* _Do this_: Don't copy the pictures; return every other part of the records exactly.
────────────────────
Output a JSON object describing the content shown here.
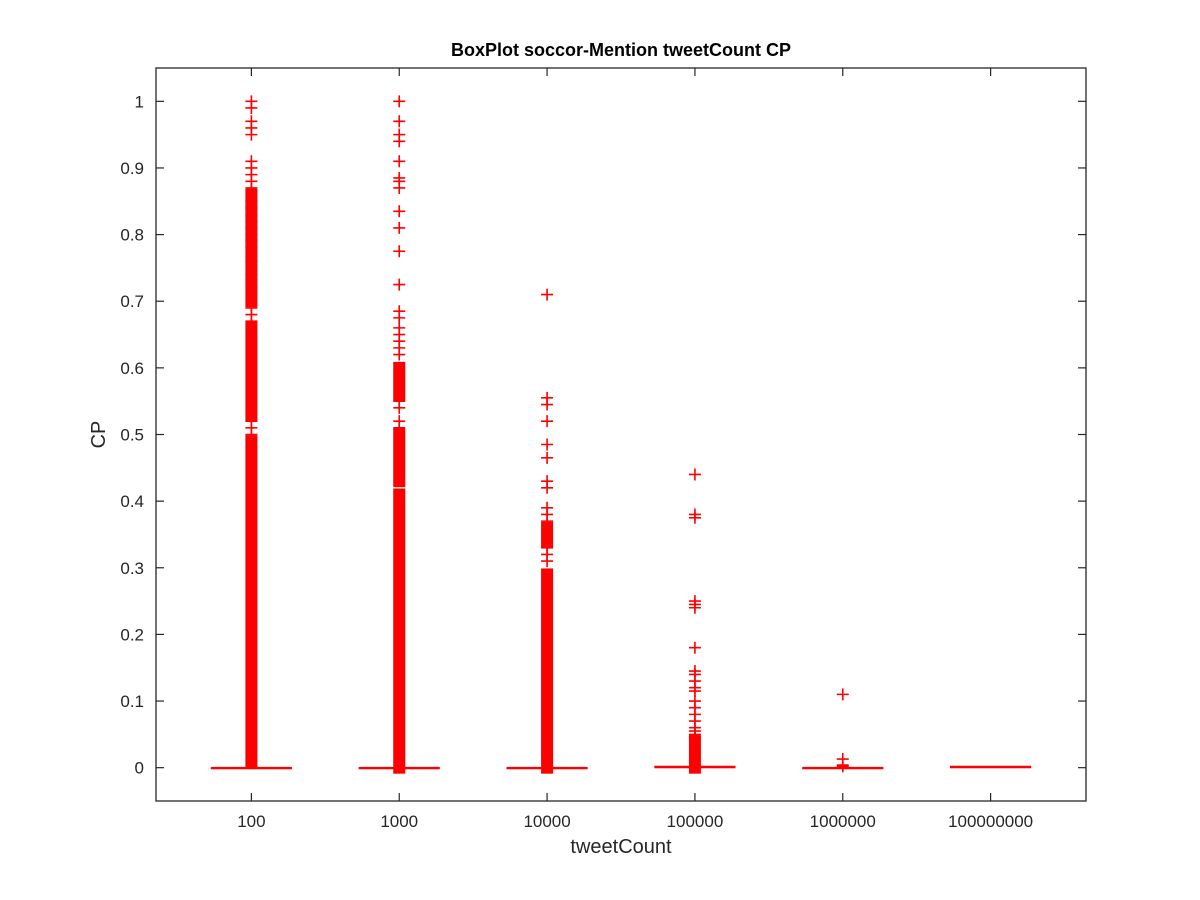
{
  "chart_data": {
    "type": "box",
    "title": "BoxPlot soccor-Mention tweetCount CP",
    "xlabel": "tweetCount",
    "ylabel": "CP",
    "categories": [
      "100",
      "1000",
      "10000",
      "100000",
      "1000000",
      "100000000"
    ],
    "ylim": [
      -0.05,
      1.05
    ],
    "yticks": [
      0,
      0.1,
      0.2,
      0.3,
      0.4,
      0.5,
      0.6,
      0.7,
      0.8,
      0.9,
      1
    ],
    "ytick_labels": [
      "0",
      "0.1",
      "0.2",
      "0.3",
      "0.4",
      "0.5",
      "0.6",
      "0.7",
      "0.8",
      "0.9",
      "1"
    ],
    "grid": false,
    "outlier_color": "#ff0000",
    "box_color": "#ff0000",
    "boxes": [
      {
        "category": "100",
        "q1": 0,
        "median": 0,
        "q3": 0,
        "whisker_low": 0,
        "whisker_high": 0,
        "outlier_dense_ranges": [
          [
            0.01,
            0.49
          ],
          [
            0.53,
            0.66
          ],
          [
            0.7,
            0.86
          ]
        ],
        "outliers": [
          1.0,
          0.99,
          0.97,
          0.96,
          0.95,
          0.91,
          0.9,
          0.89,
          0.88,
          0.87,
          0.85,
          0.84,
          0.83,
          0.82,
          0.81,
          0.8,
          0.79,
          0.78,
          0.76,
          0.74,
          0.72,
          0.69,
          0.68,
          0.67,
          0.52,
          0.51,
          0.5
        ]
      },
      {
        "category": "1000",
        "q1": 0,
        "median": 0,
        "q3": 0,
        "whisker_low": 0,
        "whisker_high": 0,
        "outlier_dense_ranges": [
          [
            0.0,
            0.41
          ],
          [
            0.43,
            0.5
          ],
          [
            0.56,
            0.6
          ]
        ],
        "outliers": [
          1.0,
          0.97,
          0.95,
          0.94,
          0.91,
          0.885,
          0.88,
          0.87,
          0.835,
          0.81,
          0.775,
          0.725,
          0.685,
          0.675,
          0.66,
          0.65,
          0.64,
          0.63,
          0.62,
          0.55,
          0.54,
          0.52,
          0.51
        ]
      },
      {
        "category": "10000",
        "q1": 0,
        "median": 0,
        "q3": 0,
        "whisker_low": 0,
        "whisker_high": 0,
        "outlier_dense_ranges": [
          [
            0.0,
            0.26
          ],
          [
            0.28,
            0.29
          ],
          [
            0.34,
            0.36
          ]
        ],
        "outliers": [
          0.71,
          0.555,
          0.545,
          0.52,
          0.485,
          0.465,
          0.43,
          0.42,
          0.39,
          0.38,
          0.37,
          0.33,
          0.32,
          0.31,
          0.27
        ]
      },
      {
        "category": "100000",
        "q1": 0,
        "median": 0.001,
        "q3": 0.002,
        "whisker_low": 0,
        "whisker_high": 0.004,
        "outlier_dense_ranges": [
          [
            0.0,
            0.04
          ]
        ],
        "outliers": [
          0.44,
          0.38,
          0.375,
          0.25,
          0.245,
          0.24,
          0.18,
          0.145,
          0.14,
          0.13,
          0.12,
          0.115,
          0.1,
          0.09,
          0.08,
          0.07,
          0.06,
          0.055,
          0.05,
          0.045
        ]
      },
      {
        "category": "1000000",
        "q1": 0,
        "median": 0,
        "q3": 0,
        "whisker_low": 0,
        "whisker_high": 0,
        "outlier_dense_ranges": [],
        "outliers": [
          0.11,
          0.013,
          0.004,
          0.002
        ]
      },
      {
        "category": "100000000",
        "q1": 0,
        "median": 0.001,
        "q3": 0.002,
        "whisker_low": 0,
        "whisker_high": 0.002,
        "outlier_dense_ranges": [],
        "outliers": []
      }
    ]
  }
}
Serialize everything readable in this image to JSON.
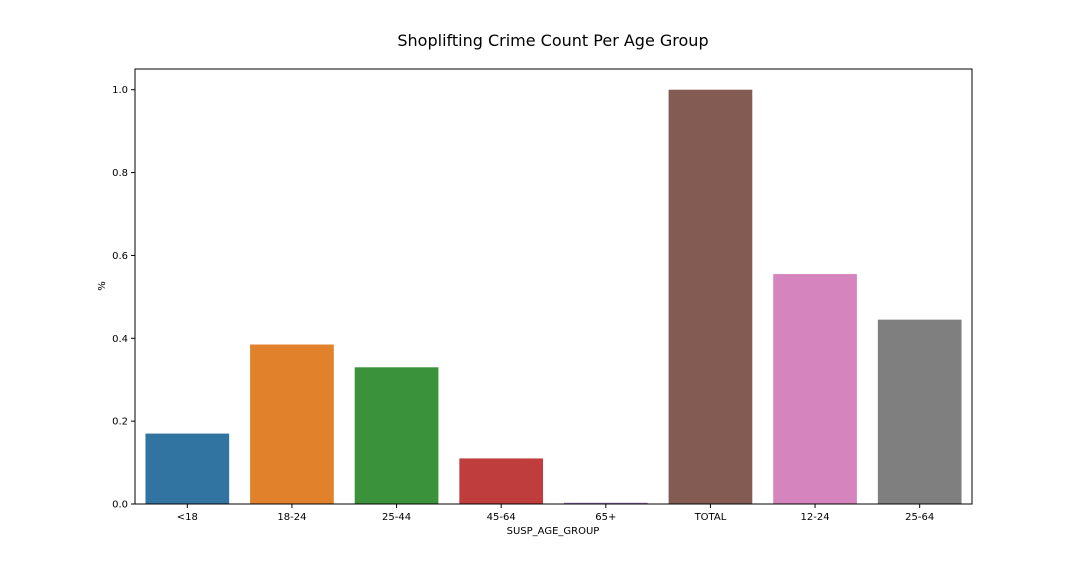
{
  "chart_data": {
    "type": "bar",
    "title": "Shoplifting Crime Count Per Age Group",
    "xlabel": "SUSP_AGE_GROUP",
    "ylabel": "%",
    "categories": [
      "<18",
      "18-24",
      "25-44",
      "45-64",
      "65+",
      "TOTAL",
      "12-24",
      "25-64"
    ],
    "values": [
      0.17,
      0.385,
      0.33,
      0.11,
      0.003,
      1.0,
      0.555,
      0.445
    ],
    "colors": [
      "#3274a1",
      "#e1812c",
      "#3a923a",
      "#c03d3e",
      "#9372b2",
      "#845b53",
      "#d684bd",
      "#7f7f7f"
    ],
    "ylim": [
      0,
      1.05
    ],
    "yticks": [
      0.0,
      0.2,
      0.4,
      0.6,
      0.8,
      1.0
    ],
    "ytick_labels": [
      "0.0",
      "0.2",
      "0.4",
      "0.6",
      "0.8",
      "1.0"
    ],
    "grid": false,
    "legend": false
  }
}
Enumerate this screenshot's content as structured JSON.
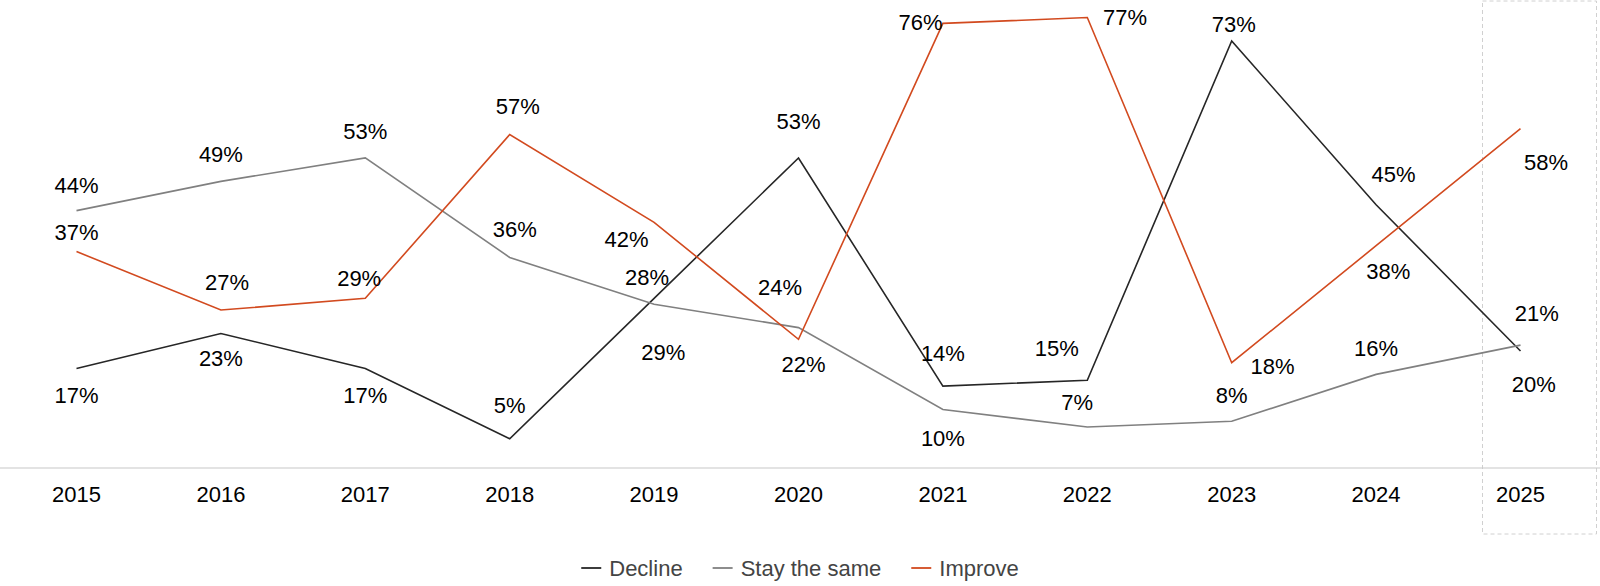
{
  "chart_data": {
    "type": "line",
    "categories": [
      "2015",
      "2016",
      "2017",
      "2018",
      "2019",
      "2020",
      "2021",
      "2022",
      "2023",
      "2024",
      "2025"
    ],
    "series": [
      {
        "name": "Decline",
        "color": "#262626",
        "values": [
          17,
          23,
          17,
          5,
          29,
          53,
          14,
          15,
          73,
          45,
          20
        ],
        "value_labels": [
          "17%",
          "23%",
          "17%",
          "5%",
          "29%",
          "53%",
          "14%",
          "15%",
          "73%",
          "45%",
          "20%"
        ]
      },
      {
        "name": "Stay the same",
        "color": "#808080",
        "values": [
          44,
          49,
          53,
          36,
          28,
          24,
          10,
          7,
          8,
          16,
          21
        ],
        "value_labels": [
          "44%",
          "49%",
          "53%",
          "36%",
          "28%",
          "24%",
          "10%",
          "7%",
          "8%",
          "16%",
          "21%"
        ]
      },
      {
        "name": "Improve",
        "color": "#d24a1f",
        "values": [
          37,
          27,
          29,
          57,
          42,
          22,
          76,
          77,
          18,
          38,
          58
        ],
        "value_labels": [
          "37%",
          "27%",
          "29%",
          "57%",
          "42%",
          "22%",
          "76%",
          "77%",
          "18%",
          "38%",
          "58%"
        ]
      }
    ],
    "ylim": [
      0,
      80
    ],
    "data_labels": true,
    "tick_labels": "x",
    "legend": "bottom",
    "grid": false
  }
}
────────────────────
* _Result of the exercise_:
Output a JSON object describing the content shown here.
{
  "chart_data": {
    "type": "box",
    "title": "BoxPlot soccor-Mention tweetCount CP",
    "xlabel": "tweetCount",
    "ylabel": "CP",
    "categories": [
      "100",
      "1000",
      "10000",
      "100000",
      "1000000",
      "100000000"
    ],
    "ylim": [
      -0.05,
      1.05
    ],
    "yticks": [
      0,
      0.1,
      0.2,
      0.3,
      0.4,
      0.5,
      0.6,
      0.7,
      0.8,
      0.9,
      1
    ],
    "ytick_labels": [
      "0",
      "0.1",
      "0.2",
      "0.3",
      "0.4",
      "0.5",
      "0.6",
      "0.7",
      "0.8",
      "0.9",
      "1"
    ],
    "grid": false,
    "outlier_color": "#ff0000",
    "box_color": "#ff0000",
    "boxes": [
      {
        "category": "100",
        "q1": 0,
        "median": 0,
        "q3": 0,
        "whisker_low": 0,
        "whisker_high": 0,
        "outlier_dense_ranges": [
          [
            0.01,
            0.49
          ],
          [
            0.53,
            0.66
          ],
          [
            0.7,
            0.86
          ]
        ],
        "outliers": [
          1.0,
          0.99,
          0.97,
          0.96,
          0.95,
          0.91,
          0.9,
          0.89,
          0.88,
          0.87,
          0.85,
          0.84,
          0.83,
          0.82,
          0.81,
          0.8,
          0.79,
          0.78,
          0.76,
          0.74,
          0.72,
          0.69,
          0.68,
          0.67,
          0.52,
          0.51,
          0.5
        ]
      },
      {
        "category": "1000",
        "q1": 0,
        "median": 0,
        "q3": 0,
        "whisker_low": 0,
        "whisker_high": 0,
        "outlier_dense_ranges": [
          [
            0.0,
            0.41
          ],
          [
            0.43,
            0.5
          ],
          [
            0.56,
            0.6
          ]
        ],
        "outliers": [
          1.0,
          0.97,
          0.95,
          0.94,
          0.91,
          0.885,
          0.88,
          0.87,
          0.835,
          0.81,
          0.775,
          0.725,
          0.685,
          0.675,
          0.66,
          0.65,
          0.64,
          0.63,
          0.62,
          0.55,
          0.54,
          0.52,
          0.51
        ]
      },
      {
        "category": "10000",
        "q1": 0,
        "median": 0,
        "q3": 0,
        "whisker_low": 0,
        "whisker_high": 0,
        "outlier_dense_ranges": [
          [
            0.0,
            0.26
          ],
          [
            0.28,
            0.29
          ],
          [
            0.34,
            0.36
          ]
        ],
        "outliers": [
          0.71,
          0.555,
          0.545,
          0.52,
          0.485,
          0.465,
          0.43,
          0.42,
          0.39,
          0.38,
          0.37,
          0.33,
          0.32,
          0.31,
          0.27
        ]
      },
      {
        "category": "100000",
        "q1": 0,
        "median": 0.001,
        "q3": 0.002,
        "whisker_low": 0,
        "whisker_high": 0.004,
        "outlier_dense_ranges": [
          [
            0.0,
            0.04
          ]
        ],
        "outliers": [
          0.44,
          0.38,
          0.375,
          0.25,
          0.245,
          0.24,
          0.18,
          0.145,
          0.14,
          0.13,
          0.12,
          0.115,
          0.1,
          0.09,
          0.08,
          0.07,
          0.06,
          0.055,
          0.05,
          0.045
        ]
      },
      {
        "category": "1000000",
        "q1": 0,
        "median": 0,
        "q3": 0,
        "whisker_low": 0,
        "whisker_high": 0,
        "outlier_dense_ranges": [],
        "outliers": [
          0.11,
          0.013,
          0.004,
          0.002
        ]
      },
      {
        "category": "100000000",
        "q1": 0,
        "median": 0.001,
        "q3": 0.002,
        "whisker_low": 0,
        "whisker_high": 0.002,
        "outlier_dense_ranges": [],
        "outliers": []
      }
    ]
  }
}
Serialize everything readable in this image to JSON.
{
  "chart_data": {
    "type": "bar",
    "title": "Shoplifting Crime Count Per Age Group",
    "xlabel": "SUSP_AGE_GROUP",
    "ylabel": "%",
    "categories": [
      "<18",
      "18-24",
      "25-44",
      "45-64",
      "65+",
      "TOTAL",
      "12-24",
      "25-64"
    ],
    "values": [
      0.17,
      0.385,
      0.33,
      0.11,
      0.003,
      1.0,
      0.555,
      0.445
    ],
    "colors": [
      "#3274a1",
      "#e1812c",
      "#3a923a",
      "#c03d3e",
      "#9372b2",
      "#845b53",
      "#d684bd",
      "#7f7f7f"
    ],
    "ylim": [
      0,
      1.05
    ],
    "yticks": [
      0.0,
      0.2,
      0.4,
      0.6,
      0.8,
      1.0
    ],
    "ytick_labels": [
      "0.0",
      "0.2",
      "0.4",
      "0.6",
      "0.8",
      "1.0"
    ],
    "grid": false,
    "legend": false
  }
}
Enumerate this screenshot's content as structured JSON.
{
  "chart_data": {
    "type": "line",
    "categories": [
      "2015",
      "2016",
      "2017",
      "2018",
      "2019",
      "2020",
      "2021",
      "2022",
      "2023",
      "2024",
      "2025"
    ],
    "series": [
      {
        "name": "Decline",
        "color": "#262626",
        "values": [
          17,
          23,
          17,
          5,
          29,
          53,
          14,
          15,
          73,
          45,
          20
        ],
        "value_labels": [
          "17%",
          "23%",
          "17%",
          "5%",
          "29%",
          "53%",
          "14%",
          "15%",
          "73%",
          "45%",
          "20%"
        ]
      },
      {
        "name": "Stay the same",
        "color": "#808080",
        "values": [
          44,
          49,
          53,
          36,
          28,
          24,
          10,
          7,
          8,
          16,
          21
        ],
        "value_labels": [
          "44%",
          "49%",
          "53%",
          "36%",
          "28%",
          "24%",
          "10%",
          "7%",
          "8%",
          "16%",
          "21%"
        ]
      },
      {
        "name": "Improve",
        "color": "#d24a1f",
        "values": [
          37,
          27,
          29,
          57,
          42,
          22,
          76,
          77,
          18,
          38,
          58
        ],
        "value_labels": [
          "37%",
          "27%",
          "29%",
          "57%",
          "42%",
          "22%",
          "76%",
          "77%",
          "18%",
          "38%",
          "58%"
        ]
      }
    ],
    "ylim": [
      0,
      80
    ],
    "data_labels": true,
    "tick_labels": "x",
    "legend": "bottom",
    "grid": false
  }
}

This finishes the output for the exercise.